◆ Data shown:
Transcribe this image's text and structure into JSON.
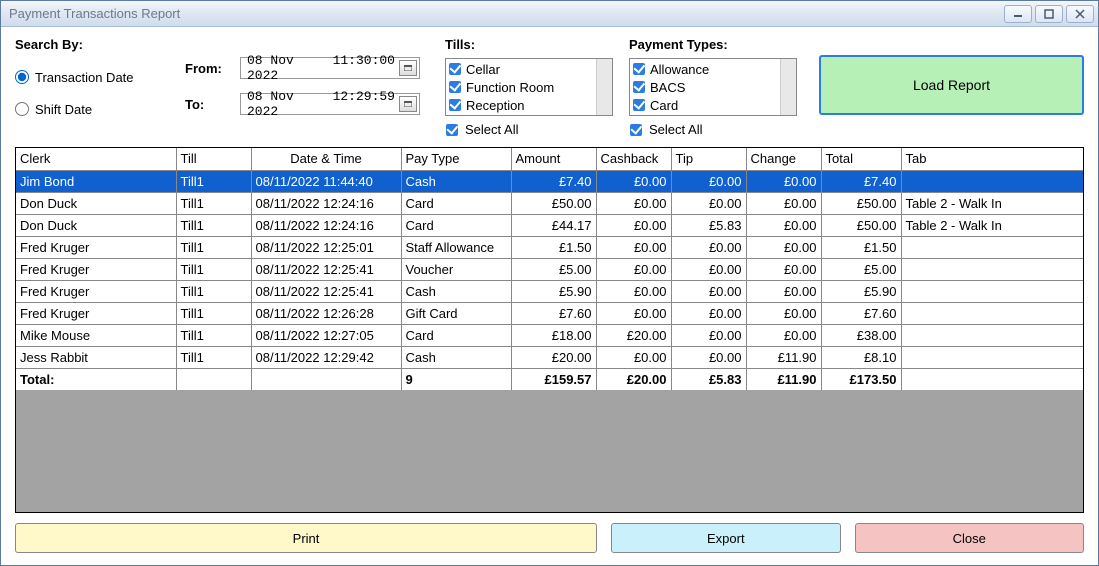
{
  "window": {
    "title": "Payment Transactions Report"
  },
  "search": {
    "label": "Search By:",
    "transaction_date": "Transaction Date",
    "shift_date": "Shift Date"
  },
  "dates": {
    "from_label": "From:",
    "to_label": "To:",
    "from_date": "08 Nov 2022",
    "from_time": "11:30:00",
    "to_date": "08 Nov 2022",
    "to_time": "12:29:59"
  },
  "tills": {
    "label": "Tills:",
    "items": [
      "Cellar",
      "Function Room",
      "Reception"
    ],
    "select_all": "Select All"
  },
  "ptypes": {
    "label": "Payment Types:",
    "items": [
      "Allowance",
      "BACS",
      "Card"
    ],
    "select_all": "Select All"
  },
  "load_label": "Load Report",
  "grid": {
    "columns": [
      "Clerk",
      "Till",
      "Date & Time",
      "Pay Type",
      "Amount",
      "Cashback",
      "Tip",
      "Change",
      "Total",
      "Tab"
    ],
    "rows": [
      {
        "clerk": "Jim Bond",
        "till": "Till1",
        "dt": "08/11/2022 11:44:40",
        "ptype": "Cash",
        "amount": "£7.40",
        "cashback": "£0.00",
        "tip": "£0.00",
        "change": "£0.00",
        "total": "£7.40",
        "tab": ""
      },
      {
        "clerk": "Don Duck",
        "till": "Till1",
        "dt": "08/11/2022 12:24:16",
        "ptype": "Card",
        "amount": "£50.00",
        "cashback": "£0.00",
        "tip": "£0.00",
        "change": "£0.00",
        "total": "£50.00",
        "tab": "Table 2 - Walk In"
      },
      {
        "clerk": "Don Duck",
        "till": "Till1",
        "dt": "08/11/2022 12:24:16",
        "ptype": "Card",
        "amount": "£44.17",
        "cashback": "£0.00",
        "tip": "£5.83",
        "change": "£0.00",
        "total": "£50.00",
        "tab": "Table 2 - Walk In"
      },
      {
        "clerk": "Fred Kruger",
        "till": "Till1",
        "dt": "08/11/2022 12:25:01",
        "ptype": "Staff Allowance",
        "amount": "£1.50",
        "cashback": "£0.00",
        "tip": "£0.00",
        "change": "£0.00",
        "total": "£1.50",
        "tab": ""
      },
      {
        "clerk": "Fred Kruger",
        "till": "Till1",
        "dt": "08/11/2022 12:25:41",
        "ptype": "Voucher",
        "amount": "£5.00",
        "cashback": "£0.00",
        "tip": "£0.00",
        "change": "£0.00",
        "total": "£5.00",
        "tab": ""
      },
      {
        "clerk": "Fred Kruger",
        "till": "Till1",
        "dt": "08/11/2022 12:25:41",
        "ptype": "Cash",
        "amount": "£5.90",
        "cashback": "£0.00",
        "tip": "£0.00",
        "change": "£0.00",
        "total": "£5.90",
        "tab": ""
      },
      {
        "clerk": "Fred Kruger",
        "till": "Till1",
        "dt": "08/11/2022 12:26:28",
        "ptype": "Gift Card",
        "amount": "£7.60",
        "cashback": "£0.00",
        "tip": "£0.00",
        "change": "£0.00",
        "total": "£7.60",
        "tab": ""
      },
      {
        "clerk": "Mike Mouse",
        "till": "Till1",
        "dt": "08/11/2022 12:27:05",
        "ptype": "Card",
        "amount": "£18.00",
        "cashback": "£20.00",
        "tip": "£0.00",
        "change": "£0.00",
        "total": "£38.00",
        "tab": ""
      },
      {
        "clerk": "Jess Rabbit",
        "till": "Till1",
        "dt": "08/11/2022 12:29:42",
        "ptype": "Cash",
        "amount": "£20.00",
        "cashback": "£0.00",
        "tip": "£0.00",
        "change": "£11.90",
        "total": "£8.10",
        "tab": ""
      }
    ],
    "total_row": {
      "label": "Total:",
      "count": "9",
      "amount": "£159.57",
      "cashback": "£20.00",
      "tip": "£5.83",
      "change": "£11.90",
      "total": "£173.50"
    }
  },
  "footer": {
    "print": "Print",
    "export": "Export",
    "close": "Close"
  }
}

◆ Required task:
Copy the records above exactly, omitting every picture.

◆ Task solution:
Transcribe this image's text and structure into JSON.
{
  "window": {
    "title": "Payment Transactions Report"
  },
  "search": {
    "label": "Search By:",
    "transaction_date": "Transaction Date",
    "shift_date": "Shift Date"
  },
  "dates": {
    "from_label": "From:",
    "to_label": "To:",
    "from_date": "08 Nov 2022",
    "from_time": "11:30:00",
    "to_date": "08 Nov 2022",
    "to_time": "12:29:59"
  },
  "tills": {
    "label": "Tills:",
    "items": [
      "Cellar",
      "Function Room",
      "Reception"
    ],
    "select_all": "Select All"
  },
  "ptypes": {
    "label": "Payment Types:",
    "items": [
      "Allowance",
      "BACS",
      "Card"
    ],
    "select_all": "Select All"
  },
  "load_label": "Load Report",
  "grid": {
    "columns": [
      "Clerk",
      "Till",
      "Date & Time",
      "Pay Type",
      "Amount",
      "Cashback",
      "Tip",
      "Change",
      "Total",
      "Tab"
    ],
    "rows": [
      {
        "clerk": "Jim Bond",
        "till": "Till1",
        "dt": "08/11/2022 11:44:40",
        "ptype": "Cash",
        "amount": "£7.40",
        "cashback": "£0.00",
        "tip": "£0.00",
        "change": "£0.00",
        "total": "£7.40",
        "tab": ""
      },
      {
        "clerk": "Don Duck",
        "till": "Till1",
        "dt": "08/11/2022 12:24:16",
        "ptype": "Card",
        "amount": "£50.00",
        "cashback": "£0.00",
        "tip": "£0.00",
        "change": "£0.00",
        "total": "£50.00",
        "tab": "Table 2 - Walk In"
      },
      {
        "clerk": "Don Duck",
        "till": "Till1",
        "dt": "08/11/2022 12:24:16",
        "ptype": "Card",
        "amount": "£44.17",
        "cashback": "£0.00",
        "tip": "£5.83",
        "change": "£0.00",
        "total": "£50.00",
        "tab": "Table 2 - Walk In"
      },
      {
        "clerk": "Fred Kruger",
        "till": "Till1",
        "dt": "08/11/2022 12:25:01",
        "ptype": "Staff Allowance",
        "amount": "£1.50",
        "cashback": "£0.00",
        "tip": "£0.00",
        "change": "£0.00",
        "total": "£1.50",
        "tab": ""
      },
      {
        "clerk": "Fred Kruger",
        "till": "Till1",
        "dt": "08/11/2022 12:25:41",
        "ptype": "Voucher",
        "amount": "£5.00",
        "cashback": "£0.00",
        "tip": "£0.00",
        "change": "£0.00",
        "total": "£5.00",
        "tab": ""
      },
      {
        "clerk": "Fred Kruger",
        "till": "Till1",
        "dt": "08/11/2022 12:25:41",
        "ptype": "Cash",
        "amount": "£5.90",
        "cashback": "£0.00",
        "tip": "£0.00",
        "change": "£0.00",
        "total": "£5.90",
        "tab": ""
      },
      {
        "clerk": "Fred Kruger",
        "till": "Till1",
        "dt": "08/11/2022 12:26:28",
        "ptype": "Gift Card",
        "amount": "£7.60",
        "cashback": "£0.00",
        "tip": "£0.00",
        "change": "£0.00",
        "total": "£7.60",
        "tab": ""
      },
      {
        "clerk": "Mike Mouse",
        "till": "Till1",
        "dt": "08/11/2022 12:27:05",
        "ptype": "Card",
        "amount": "£18.00",
        "cashback": "£20.00",
        "tip": "£0.00",
        "change": "£0.00",
        "total": "£38.00",
        "tab": ""
      },
      {
        "clerk": "Jess Rabbit",
        "till": "Till1",
        "dt": "08/11/2022 12:29:42",
        "ptype": "Cash",
        "amount": "£20.00",
        "cashback": "£0.00",
        "tip": "£0.00",
        "change": "£11.90",
        "total": "£8.10",
        "tab": ""
      }
    ],
    "total_row": {
      "label": "Total:",
      "count": "9",
      "amount": "£159.57",
      "cashback": "£20.00",
      "tip": "£5.83",
      "change": "£11.90",
      "total": "£173.50"
    }
  },
  "footer": {
    "print": "Print",
    "export": "Export",
    "close": "Close"
  }
}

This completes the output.